## What this task involves
Determine how many lines hold "icon" and give only that number.
___ Information shown
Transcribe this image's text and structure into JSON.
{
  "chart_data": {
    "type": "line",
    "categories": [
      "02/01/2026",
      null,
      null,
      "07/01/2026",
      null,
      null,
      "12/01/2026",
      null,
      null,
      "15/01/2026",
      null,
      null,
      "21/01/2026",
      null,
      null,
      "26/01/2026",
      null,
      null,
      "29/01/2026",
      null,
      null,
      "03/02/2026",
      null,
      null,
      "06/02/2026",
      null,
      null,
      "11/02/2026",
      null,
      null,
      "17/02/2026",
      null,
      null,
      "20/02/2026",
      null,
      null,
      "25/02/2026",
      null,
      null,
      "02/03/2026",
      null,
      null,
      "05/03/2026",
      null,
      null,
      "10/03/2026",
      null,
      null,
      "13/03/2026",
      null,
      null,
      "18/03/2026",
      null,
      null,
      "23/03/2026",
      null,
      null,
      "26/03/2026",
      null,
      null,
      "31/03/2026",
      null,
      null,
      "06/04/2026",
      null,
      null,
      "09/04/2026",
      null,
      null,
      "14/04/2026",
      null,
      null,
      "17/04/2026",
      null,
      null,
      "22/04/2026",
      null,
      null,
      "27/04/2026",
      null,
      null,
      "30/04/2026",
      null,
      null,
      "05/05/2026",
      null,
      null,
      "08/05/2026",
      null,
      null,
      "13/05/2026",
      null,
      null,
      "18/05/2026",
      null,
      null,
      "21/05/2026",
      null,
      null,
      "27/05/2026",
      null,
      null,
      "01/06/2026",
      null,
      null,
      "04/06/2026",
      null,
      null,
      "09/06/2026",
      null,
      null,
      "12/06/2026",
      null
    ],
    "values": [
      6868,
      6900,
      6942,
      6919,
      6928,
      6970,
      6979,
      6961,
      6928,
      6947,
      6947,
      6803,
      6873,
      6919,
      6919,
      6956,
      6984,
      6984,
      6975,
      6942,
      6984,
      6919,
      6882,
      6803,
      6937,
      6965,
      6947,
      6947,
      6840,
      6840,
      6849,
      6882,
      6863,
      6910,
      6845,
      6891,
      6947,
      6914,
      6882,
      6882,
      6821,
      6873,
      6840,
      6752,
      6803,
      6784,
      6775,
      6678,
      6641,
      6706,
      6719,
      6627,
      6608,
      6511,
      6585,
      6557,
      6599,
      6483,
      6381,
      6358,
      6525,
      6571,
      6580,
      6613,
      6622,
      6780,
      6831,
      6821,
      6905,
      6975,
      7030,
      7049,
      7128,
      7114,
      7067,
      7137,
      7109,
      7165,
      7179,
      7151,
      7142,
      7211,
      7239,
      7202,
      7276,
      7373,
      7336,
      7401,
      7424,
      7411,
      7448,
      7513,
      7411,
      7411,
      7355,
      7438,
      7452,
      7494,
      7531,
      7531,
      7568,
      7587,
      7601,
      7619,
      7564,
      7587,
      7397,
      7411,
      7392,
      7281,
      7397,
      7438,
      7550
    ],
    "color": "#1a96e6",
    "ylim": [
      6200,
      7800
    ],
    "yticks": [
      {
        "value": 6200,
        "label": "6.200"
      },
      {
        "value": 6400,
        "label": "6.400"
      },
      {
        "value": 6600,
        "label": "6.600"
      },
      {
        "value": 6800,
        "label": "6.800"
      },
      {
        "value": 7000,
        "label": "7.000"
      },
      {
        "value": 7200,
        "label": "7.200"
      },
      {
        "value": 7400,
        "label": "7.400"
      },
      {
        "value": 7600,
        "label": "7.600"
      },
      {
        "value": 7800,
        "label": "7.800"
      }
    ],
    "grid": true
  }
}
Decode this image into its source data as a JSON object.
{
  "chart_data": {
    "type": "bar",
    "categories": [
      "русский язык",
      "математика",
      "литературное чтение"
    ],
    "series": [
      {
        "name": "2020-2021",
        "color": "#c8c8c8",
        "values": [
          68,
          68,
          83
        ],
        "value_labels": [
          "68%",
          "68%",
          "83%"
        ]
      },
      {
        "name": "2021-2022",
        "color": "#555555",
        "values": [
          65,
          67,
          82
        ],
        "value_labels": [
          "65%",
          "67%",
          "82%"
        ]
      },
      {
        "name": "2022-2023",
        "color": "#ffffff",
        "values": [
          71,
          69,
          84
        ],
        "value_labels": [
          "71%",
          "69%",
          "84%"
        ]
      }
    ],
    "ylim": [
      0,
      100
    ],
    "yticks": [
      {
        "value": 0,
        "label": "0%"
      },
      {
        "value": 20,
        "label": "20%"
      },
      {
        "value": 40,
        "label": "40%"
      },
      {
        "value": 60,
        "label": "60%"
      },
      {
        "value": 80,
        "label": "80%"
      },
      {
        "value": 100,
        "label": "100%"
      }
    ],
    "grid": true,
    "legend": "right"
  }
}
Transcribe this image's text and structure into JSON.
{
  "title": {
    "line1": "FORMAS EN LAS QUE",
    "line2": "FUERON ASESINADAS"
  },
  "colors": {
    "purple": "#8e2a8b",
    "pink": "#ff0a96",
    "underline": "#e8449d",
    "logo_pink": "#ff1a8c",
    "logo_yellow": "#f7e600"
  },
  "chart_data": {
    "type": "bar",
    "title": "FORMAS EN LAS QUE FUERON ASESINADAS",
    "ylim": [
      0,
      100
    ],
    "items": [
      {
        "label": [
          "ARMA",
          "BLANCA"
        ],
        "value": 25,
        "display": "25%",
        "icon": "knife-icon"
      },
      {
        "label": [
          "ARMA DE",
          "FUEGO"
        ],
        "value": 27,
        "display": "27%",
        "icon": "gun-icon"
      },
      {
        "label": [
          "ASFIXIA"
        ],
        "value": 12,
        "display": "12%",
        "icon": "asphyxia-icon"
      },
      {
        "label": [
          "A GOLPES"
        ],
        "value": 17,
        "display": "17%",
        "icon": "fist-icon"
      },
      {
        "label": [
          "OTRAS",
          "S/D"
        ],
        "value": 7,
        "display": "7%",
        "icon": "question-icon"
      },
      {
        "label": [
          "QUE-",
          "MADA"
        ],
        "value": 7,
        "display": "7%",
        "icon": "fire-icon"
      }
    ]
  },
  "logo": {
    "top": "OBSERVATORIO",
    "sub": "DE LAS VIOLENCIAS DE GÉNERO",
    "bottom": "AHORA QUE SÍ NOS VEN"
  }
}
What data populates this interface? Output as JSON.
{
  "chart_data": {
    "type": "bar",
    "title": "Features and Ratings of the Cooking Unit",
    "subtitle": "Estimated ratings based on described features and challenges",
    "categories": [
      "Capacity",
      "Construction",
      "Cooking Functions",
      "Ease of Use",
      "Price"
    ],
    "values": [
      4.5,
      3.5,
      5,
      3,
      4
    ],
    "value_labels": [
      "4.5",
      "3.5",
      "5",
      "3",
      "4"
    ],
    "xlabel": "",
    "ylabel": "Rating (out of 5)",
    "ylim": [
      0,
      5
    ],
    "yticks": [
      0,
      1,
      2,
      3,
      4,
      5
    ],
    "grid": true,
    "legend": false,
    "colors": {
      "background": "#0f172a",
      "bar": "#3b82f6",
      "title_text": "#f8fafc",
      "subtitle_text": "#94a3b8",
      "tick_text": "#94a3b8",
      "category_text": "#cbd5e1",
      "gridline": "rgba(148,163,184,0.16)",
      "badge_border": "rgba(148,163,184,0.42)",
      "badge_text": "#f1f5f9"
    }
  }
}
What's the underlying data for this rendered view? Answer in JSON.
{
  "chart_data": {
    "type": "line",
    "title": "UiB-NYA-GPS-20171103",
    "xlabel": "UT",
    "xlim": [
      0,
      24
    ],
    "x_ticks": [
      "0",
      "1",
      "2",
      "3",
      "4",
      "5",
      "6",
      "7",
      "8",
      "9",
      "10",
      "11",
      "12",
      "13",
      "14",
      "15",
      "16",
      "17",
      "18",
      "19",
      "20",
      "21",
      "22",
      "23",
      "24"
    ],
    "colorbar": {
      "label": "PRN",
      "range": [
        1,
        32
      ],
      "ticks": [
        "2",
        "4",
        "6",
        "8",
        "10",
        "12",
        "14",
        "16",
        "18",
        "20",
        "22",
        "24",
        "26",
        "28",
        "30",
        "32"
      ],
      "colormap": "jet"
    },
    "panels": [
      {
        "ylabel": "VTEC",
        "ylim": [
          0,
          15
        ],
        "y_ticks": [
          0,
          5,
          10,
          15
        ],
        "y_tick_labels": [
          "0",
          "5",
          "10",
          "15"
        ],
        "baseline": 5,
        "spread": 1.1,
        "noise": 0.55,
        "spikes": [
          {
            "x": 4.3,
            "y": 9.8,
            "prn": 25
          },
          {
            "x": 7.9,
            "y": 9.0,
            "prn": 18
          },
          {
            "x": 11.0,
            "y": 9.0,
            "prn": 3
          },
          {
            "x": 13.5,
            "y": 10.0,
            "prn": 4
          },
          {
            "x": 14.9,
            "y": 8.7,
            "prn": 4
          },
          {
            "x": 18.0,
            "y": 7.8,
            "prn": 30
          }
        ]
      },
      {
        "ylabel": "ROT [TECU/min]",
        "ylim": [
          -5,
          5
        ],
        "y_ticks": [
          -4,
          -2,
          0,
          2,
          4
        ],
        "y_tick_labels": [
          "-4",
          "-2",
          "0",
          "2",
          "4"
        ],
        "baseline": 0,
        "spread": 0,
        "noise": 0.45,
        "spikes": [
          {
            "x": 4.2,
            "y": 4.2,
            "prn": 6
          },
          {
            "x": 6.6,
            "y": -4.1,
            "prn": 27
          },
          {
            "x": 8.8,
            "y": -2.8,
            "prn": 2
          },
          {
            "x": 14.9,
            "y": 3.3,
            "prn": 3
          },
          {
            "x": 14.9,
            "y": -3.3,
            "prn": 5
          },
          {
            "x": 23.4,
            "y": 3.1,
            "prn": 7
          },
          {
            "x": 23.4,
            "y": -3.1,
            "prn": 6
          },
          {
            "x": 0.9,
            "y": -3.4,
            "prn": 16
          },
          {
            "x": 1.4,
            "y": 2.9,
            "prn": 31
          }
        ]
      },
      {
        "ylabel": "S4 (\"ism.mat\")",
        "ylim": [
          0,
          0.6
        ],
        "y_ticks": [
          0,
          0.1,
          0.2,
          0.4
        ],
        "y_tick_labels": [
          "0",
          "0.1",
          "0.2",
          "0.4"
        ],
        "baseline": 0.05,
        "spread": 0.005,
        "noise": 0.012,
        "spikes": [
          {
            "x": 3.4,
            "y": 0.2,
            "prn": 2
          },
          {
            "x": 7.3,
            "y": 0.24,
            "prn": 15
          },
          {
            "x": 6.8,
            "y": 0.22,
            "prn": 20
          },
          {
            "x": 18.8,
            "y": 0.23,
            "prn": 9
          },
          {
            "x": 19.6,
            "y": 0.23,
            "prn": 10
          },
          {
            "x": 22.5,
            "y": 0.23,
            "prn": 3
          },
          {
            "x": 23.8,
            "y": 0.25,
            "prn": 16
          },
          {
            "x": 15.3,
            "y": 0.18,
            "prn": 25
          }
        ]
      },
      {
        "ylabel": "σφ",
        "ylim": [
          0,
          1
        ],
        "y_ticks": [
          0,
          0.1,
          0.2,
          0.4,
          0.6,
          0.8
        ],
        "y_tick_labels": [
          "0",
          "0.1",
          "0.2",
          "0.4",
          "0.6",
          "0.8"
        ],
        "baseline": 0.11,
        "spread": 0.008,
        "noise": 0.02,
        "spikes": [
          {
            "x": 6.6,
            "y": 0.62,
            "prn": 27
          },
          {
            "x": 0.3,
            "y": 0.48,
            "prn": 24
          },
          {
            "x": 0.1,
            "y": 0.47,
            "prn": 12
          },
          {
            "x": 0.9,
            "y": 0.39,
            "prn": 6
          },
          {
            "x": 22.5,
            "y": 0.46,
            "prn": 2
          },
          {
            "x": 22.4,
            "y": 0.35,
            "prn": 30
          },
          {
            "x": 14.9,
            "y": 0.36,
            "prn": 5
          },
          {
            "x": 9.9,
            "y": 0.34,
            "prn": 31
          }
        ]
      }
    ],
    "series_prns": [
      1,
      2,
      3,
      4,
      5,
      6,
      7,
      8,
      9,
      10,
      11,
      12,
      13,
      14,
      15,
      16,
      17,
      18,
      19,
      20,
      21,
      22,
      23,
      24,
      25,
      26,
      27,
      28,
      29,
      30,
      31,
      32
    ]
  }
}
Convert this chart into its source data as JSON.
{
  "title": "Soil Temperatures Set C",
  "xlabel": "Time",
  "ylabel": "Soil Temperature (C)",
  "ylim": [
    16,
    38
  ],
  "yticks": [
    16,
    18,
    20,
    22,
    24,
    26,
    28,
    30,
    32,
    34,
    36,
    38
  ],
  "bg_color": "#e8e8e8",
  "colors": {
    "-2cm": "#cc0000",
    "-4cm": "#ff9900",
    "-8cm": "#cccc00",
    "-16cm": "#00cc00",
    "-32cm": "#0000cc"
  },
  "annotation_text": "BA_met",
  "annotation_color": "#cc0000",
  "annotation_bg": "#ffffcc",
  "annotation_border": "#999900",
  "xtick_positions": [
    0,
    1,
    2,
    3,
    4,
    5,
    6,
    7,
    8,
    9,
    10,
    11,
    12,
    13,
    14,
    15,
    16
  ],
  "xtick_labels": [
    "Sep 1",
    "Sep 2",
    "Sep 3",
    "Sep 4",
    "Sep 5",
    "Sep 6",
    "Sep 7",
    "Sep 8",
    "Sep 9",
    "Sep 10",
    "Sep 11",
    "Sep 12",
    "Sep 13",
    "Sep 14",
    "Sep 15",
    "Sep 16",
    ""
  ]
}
______
## The solution
6